• **Exercícios**
(1) Segundo o texto, qual foi a pena de prisão aplicada a Gerson Sousa Basílio?
(2) Transcreva do texto o trecho que vai de "Ainda conforme a" até "direção a Augusto.", incluindo essas palavras.

• **Texto do exercício**

------

O Tribunal do Júri do Riacho Fundo condenou, nesta quarta-feira (5), Augusto César Nunes Romano, de 23 anos, e Gerson Sousa Basílio, de 52, pelo assassinato e esquartejamento de Sidnei Martins de Oliveira, de 56 anos, ocorrido em abril de 2025.
Augusto foi condenado a 34 anos e 3 meses de prisão, enquanto Gerson recebeu pena de 26 anos e 3 meses. Os dois cumprirão a pena em regime inicial fechado.
Além do homicídio triplamente qualificado, os réus também foram condenados pelos crimes de destruição e ocultação de cadáver, fraude processual e furto qualificado. Os jurados reconheceram as qualificadoras de motivo torpe, meio cruel e recurso que dificultou a defesa da vítima, conforme sustentado pelo Ministério Público do Distrito Federal e Territórios (MPDFT).
De acordo com as investigações, na noite de 3 de abril de 2025, os acusados consumiam bebidas alcoólicas com Sidnei nas proximidades do shopping Riacho Mall, no Riacho Fundo I. Horas depois, por volta das 3h40, os três seguiram para um apartamento localizado na QN 7.
Segundo a investigação da Polícia Civil do Distrito Federal (PCDF), no imóvel Augusto imobilizou a vítima utilizando golpes de artes marciais, enquanto Gerson a atacou com uma tesoura. Após a morte de Sidnei, Gerson desferiu 39 facadas na região do pescoço. Em seguida, os dois esquartejaram o corpo e colocaram os restos mortais em caixas.
Ainda conforme a investigação, as caixas foram descartadas em contêineres de lixo em diferentes pontos da QN 7. Imagens de câmeras de segurança registraram um dos envolvidos deixando o apartamento carregando uma das caixas, que continha as pernas da vítima. Posteriormente, outra caixa com o tronco, a cabeça e os braços foi abandonada em outro contêiner.
Durante o julgamento, o promotor de Justiça César Nardelli afirmou que a condenação representa uma resposta ao crime e destacou o trabalho da PCDF na investigação, que solucionou o caso em menos de 12 horas.
Segundo a investigação, Gerson confessou à polícia que foi o responsável por matar Sidnei. Inicialmente, ele alegou que o crime teria sido motivado por ciúmes envolvendo sua ex-companheira. No entanto, a PCDF concluiu que o estopim para o homicídio foi um comentário de cunho sexual feito pela vítima em direção a Augusto.

------

• **Extratos de dados**
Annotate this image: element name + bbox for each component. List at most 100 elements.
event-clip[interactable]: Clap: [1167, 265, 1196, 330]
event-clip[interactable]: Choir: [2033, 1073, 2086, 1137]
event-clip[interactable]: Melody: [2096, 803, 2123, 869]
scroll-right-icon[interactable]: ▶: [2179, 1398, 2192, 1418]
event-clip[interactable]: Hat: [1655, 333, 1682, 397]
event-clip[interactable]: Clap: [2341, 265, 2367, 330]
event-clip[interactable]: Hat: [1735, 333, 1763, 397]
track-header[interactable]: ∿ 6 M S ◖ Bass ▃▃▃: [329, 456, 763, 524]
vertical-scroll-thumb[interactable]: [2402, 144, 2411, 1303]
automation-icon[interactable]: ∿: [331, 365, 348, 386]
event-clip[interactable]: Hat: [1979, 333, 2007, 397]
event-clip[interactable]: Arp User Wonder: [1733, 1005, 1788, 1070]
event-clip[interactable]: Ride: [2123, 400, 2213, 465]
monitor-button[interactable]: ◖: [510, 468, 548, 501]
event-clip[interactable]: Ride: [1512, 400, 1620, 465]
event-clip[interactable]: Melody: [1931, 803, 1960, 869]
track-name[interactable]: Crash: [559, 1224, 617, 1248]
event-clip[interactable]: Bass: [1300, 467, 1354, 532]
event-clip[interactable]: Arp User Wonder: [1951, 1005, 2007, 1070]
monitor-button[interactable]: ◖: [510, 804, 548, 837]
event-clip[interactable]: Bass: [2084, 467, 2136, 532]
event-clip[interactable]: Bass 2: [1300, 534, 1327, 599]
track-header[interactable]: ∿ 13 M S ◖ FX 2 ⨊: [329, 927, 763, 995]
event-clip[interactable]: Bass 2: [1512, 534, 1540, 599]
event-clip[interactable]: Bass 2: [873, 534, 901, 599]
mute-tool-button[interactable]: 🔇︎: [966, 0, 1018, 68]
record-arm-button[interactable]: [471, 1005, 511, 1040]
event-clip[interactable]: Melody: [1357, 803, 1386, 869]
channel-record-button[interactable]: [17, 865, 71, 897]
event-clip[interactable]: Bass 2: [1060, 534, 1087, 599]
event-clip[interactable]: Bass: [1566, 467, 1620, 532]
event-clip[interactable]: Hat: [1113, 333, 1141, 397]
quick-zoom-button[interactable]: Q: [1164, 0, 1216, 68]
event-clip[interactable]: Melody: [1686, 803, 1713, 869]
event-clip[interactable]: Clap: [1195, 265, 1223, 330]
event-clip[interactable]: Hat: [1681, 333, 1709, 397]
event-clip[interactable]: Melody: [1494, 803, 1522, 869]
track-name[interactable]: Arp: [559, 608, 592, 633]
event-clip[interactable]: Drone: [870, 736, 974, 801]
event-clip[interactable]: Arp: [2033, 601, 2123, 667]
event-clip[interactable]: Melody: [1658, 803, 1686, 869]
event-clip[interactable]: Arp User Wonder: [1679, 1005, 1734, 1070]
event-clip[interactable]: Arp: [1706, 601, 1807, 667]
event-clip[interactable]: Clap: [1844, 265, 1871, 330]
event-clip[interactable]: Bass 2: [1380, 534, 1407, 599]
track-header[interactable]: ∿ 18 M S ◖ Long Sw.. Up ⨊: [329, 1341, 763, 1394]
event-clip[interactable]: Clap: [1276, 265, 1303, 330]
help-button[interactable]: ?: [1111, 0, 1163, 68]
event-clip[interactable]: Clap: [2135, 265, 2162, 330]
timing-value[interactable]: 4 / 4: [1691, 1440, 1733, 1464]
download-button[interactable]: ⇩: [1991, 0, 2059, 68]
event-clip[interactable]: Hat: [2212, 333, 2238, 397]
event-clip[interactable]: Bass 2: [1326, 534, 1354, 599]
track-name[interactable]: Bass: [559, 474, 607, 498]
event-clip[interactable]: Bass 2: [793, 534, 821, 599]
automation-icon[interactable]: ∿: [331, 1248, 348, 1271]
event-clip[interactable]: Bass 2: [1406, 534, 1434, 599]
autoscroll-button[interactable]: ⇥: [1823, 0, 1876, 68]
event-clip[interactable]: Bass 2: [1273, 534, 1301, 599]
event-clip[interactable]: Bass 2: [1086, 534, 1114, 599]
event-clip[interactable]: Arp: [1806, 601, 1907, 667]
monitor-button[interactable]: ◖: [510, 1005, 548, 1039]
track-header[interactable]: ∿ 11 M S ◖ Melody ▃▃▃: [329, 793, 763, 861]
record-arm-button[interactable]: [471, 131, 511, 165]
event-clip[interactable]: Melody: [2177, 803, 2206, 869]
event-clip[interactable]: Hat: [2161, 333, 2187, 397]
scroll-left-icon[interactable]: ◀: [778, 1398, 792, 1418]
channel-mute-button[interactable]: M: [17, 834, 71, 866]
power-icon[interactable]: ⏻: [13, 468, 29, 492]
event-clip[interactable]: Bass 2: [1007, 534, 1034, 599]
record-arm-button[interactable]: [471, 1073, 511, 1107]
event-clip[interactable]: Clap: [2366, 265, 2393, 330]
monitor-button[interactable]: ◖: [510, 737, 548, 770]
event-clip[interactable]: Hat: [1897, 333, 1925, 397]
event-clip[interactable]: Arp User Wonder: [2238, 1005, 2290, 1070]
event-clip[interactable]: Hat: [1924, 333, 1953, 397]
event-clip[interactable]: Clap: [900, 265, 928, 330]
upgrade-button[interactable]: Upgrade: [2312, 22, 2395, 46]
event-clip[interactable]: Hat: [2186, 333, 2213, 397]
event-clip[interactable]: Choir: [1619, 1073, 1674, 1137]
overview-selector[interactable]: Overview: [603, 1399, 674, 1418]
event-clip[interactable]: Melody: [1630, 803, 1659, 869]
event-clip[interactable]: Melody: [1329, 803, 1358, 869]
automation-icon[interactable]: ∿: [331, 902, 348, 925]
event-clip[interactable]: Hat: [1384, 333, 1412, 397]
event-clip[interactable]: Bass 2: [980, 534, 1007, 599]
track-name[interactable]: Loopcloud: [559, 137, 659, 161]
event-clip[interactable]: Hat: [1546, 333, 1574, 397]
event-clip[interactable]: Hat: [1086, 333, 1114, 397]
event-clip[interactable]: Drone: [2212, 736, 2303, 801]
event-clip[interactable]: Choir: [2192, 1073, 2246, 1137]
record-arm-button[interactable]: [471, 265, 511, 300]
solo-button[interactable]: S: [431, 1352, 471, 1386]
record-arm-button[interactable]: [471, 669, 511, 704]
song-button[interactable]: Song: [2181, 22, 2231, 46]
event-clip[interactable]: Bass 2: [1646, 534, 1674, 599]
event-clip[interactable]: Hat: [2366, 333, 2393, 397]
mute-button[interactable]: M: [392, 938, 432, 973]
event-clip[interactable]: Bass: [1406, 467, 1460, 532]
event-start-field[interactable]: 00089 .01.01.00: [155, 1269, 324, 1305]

------

• **Respostas por tarefa**
(1) 26 anos e 3 meses de prisão, em regime inicial fechado.

(2)
Ainda conforme a investigação, as caixas foram descartadas em contêineres de lixo em diferentes pontos da QN 7. Imagens de câmeras de segurança registraram um dos envolvidos deixando o apartamento carregando uma das caixas, que continha as pernas da vítima. Posteriormente, outra caixa com o tronco, a cabeça e os braços foi abandonada em outro contêiner.
Durante o julgamento, o promotor de Justiça César Nardelli afirmou que a condenação representa uma resposta ao crime e destacou o trabalho da PCDF na investigação, que solucionou o caso em menos de 12 horas.
Segundo a investigação, Gerson confessou à polícia que foi o responsável por matar Sidnei. Inicialmente, ele alegou que o crime teria sido motivado por ciúmes envolvendo sua ex-companheira. No entanto, a PCDF concluiu que o estopim para o homicídio foi um comentário de cunho sexual feito pela vítima em direção a Augusto.